取り組む課題
(A) 本文の「当時の騒動については、「肌がツルツル」」で始まる段落を、主な事実を残して短い箇条書きにしてください。
(B) 次の(i)〜(iii)が本文と合っているかを、それぞれ「はい」か「いいえ」で答えてください。判断の決め手となる本文の言葉もそのまま引用してください。
(i) この本は2008年7月に出版された。
(ii) この本は朝青龍が引退した後に書かれた。
(iii) 監察委員として支度部屋に入った高砂親方が漫画を読んでいたことは、新聞でも報じられた。
(C) 本文のうち、「また相撲協会の広報部長だった」で始まり「話をしたまでだったようです。」まで続く部分を、一字も変えずにそのまま繰り返してください。

本文
######
大相撲の高砂親方(元大関朝潮)の書いた本です。

2008年7月の出版ですので、朝青龍サッカー騒動(朝青龍が巡業を休場しながらモンゴルでサッカーをして、2場所出場停止処分になった事件)の翌年に世に出たものです。したがって、朝青龍が暴行事件を起こし引退した2010年1月よりも前に書かれています。

当時の騒動のみならず、親方としての弟子に接する心得や自らの相撲人生についての内容も含まれています。高砂部屋伝統の明るく個性的な雰囲気を親方自身も継承し大事にしている様子が感じ取れます。

また相撲協会の広報部長だった頃の印象などを思い起こせば、この親方がそれなりに相当な能力を持った人であることは確かなのだろうとも思います。

当時の騒動については、「肌がツルツル」「虹のダブルアーチ」発言の真相についても触れられています。当時の報道では、「弟子がこれだけ重大な事件を起こしていながら、実にお気楽な親方」という文脈でこの発言が報道されていましたが、この本によれば、それはマスコミが親方の一部の発言だけを面白おかしく取り上げたものだ、とされています。

高砂親方としては、「こんな大自然の中で治療すれば、朝青龍にとっても精神的にメリットはあるはずだ」ということを説明するために、具体的な例としてそういった話をしたまでだったようです。

マスコミがある一定の意図を持って、事実の一部をつまみ食いして報じる、というのは、確かにこれに限ったことではないと思います。それを踏まえると、この種の騒動の渦中にあった人物の著書というのは、本人の言い分を世間に対して発表し主張する一つの手段としての存在価値はあろうかと思います。

ただ、その一方でこの本の場合、親方本人の言い分を全部鵜呑みにしてよいのだろうかと思いたくなる部分もないわけではありません。

2011年2月の八百長メール事件後、相撲協会は八百長防止策の一環として、監察委員を支度部屋にも置き、力士に対して監視の目を光らせるようになりました。ところが、監察委員として支度部屋に入った高砂親方が、何と漫画を読んでいた、という事実が発覚し、大手の複数の新聞報道にも流れました。

こういう態度を見てしまうと、この親方は大相撲を取り巻く昨今の厳しい状況を本当にわかっているのだろうか、と言いたくなります。この本の中身からは、そういういい加減な姿は見えてこないので、何が真実なのか、ますますわからなくなってきます。
######
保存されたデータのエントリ
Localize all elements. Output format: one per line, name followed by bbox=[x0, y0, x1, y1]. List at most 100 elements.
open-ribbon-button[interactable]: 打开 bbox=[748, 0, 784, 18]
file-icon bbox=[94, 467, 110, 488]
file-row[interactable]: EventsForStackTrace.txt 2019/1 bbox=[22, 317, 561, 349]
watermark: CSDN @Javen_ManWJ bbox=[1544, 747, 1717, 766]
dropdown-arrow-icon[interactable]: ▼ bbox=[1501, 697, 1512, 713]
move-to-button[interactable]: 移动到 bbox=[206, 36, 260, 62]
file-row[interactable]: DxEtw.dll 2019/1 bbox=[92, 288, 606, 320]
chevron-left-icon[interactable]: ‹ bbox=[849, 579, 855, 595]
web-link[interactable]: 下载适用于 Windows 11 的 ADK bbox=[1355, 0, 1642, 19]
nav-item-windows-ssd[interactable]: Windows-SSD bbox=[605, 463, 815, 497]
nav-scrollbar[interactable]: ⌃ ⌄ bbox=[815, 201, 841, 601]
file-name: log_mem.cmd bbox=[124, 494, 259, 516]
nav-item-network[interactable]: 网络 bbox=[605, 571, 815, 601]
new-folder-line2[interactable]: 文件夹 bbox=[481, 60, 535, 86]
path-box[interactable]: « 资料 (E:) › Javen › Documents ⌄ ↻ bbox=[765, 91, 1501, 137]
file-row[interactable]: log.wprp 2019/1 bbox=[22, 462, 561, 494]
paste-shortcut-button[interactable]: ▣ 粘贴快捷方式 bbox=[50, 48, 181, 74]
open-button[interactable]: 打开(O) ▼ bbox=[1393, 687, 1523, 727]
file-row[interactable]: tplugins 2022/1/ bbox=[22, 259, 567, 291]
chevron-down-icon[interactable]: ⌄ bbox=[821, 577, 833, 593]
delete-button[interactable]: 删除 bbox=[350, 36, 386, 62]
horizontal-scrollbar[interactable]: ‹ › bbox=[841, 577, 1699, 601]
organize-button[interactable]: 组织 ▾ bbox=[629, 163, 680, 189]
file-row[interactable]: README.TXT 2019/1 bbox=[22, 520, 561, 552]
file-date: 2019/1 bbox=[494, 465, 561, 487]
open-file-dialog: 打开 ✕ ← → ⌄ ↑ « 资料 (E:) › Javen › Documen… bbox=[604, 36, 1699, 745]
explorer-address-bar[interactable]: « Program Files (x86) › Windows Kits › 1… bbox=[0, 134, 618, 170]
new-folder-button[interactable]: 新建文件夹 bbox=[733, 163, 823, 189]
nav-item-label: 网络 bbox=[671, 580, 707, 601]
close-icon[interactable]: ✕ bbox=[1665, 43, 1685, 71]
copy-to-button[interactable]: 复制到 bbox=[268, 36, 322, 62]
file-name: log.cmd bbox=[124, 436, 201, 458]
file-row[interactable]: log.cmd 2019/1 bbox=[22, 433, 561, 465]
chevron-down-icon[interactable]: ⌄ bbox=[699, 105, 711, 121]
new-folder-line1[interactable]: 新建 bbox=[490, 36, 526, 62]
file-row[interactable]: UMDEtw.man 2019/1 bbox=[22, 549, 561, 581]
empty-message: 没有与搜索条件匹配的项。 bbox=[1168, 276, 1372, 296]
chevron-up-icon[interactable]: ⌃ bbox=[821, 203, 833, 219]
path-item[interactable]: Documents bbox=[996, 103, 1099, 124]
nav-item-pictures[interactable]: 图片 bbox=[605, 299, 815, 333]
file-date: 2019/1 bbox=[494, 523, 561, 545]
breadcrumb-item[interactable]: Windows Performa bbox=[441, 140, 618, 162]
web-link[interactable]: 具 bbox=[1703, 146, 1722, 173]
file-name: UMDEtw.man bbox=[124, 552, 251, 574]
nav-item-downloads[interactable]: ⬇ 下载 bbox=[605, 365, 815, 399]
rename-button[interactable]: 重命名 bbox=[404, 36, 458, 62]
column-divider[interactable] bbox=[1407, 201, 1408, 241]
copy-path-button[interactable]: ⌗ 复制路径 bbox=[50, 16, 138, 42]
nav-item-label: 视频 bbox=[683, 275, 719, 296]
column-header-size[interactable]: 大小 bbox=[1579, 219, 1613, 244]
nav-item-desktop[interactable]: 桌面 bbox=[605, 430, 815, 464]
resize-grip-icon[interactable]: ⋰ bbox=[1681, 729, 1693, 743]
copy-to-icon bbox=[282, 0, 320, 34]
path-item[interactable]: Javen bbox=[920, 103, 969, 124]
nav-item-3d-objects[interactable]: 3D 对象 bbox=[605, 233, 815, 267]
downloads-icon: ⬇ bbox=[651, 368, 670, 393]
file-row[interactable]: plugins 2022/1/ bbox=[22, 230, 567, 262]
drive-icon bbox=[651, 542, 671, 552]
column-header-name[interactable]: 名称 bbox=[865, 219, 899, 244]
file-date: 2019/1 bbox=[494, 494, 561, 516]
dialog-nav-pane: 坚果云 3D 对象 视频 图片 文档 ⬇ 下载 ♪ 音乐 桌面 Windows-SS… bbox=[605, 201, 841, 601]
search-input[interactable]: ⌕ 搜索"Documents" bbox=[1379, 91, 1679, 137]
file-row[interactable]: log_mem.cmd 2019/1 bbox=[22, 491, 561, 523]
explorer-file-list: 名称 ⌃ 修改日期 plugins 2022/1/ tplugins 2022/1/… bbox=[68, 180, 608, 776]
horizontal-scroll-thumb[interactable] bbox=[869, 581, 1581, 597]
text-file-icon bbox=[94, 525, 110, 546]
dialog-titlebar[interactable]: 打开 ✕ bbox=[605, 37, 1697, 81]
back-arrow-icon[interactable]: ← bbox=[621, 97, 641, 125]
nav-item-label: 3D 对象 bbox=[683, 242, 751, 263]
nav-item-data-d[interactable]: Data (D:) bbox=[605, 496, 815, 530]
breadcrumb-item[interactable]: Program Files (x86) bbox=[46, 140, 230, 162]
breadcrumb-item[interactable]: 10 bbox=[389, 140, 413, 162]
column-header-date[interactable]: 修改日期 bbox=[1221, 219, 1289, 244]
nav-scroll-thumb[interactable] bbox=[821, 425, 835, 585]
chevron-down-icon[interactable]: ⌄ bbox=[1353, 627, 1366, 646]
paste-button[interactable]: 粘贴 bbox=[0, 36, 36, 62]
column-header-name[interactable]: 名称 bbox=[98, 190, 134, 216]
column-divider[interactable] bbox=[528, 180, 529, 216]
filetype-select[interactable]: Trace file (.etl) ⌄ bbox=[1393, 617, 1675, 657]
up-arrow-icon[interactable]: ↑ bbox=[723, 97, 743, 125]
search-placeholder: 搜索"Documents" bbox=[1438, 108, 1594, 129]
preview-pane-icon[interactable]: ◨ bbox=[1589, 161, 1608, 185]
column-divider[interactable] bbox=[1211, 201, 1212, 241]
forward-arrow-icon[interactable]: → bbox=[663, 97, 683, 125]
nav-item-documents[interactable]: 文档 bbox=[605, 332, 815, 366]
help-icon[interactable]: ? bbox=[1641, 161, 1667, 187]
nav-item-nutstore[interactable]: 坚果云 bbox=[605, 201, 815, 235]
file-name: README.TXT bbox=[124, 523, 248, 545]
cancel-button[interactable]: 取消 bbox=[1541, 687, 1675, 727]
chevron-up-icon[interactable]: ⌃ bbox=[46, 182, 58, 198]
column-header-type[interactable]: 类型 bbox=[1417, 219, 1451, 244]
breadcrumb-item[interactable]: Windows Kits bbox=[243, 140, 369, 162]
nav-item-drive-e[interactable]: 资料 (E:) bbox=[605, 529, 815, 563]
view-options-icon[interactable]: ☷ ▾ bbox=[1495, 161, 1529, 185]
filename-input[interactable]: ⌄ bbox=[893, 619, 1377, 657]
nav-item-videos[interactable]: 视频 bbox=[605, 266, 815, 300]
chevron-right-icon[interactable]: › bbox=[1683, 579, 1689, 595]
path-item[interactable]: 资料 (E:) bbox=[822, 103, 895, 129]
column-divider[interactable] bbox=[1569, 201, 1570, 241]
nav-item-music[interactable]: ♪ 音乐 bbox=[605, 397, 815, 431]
######
課題別の解答
(A)
- この本は「肌がツルツル」「虹のダブルアーチ」発言の真相にも触れている。
- 当時の報道は、弟子が重大な事件を起こしたのにお気楽な親方だ、という文脈でこの発言を伝えた。
- 本によれば、それはマスコミが親方の発言の一部だけを面白おかしく取り上げたものだという。

(B)
(i) はい。「2008年7月の出版です」
(ii) いいえ。「朝青龍が暴行事件を起こし引退した2010年1月よりも前に書かれています」
(iii) はい。「監察委員として支度部屋に入った高砂親方が、何と漫画を読んでいた、という事実が発覚し、大手の複数の新聞報道にも流れました」

(C)
また相撲協会の広報部長だった頃の印象などを思い起こせば、この親方がそれなりに相当な能力を持った人であることは確かなのだろうとも思います。

当時の騒動については、「肌がツルツル」「虹のダブルアーチ」発言の真相についても触れられています。当時の報道では、「弟子がこれだけ重大な事件を起こしていながら、実にお気楽な親方」という文脈でこの発言が報道されていましたが、この本によれば、それはマスコミが親方の一部の発言だけを面白おかしく取り上げたものだ、とされています。

高砂親方としては、「こんな大自然の中で治療すれば、朝青龍にとっても精神的にメリットはあるはずだ」ということを説明するために、具体的な例としてそういった話をしたまでだったようです。